▼
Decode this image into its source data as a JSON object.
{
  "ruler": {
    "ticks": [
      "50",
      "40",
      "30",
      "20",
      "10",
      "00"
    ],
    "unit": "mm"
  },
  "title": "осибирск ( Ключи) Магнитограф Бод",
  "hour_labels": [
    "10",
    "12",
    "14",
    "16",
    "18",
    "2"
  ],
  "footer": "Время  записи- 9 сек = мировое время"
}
▲
TASK OBJECTIVE:
Extract the full listing and reproduce each line exactly.

FINISHED ANSWER:
Decode this image into its source data as a JSON object.
{
  "ruler": {
    "ticks": [
      "50",
      "40",
      "30",
      "20",
      "10",
      "00"
    ],
    "unit": "mm"
  },
  "title": "осибирск ( Ключи) Магнитограф Бод",
  "hour_labels": [
    "10",
    "12",
    "14",
    "16",
    "18",
    "2"
  ],
  "footer": "Время  записи- 9 сек = мировое время"
}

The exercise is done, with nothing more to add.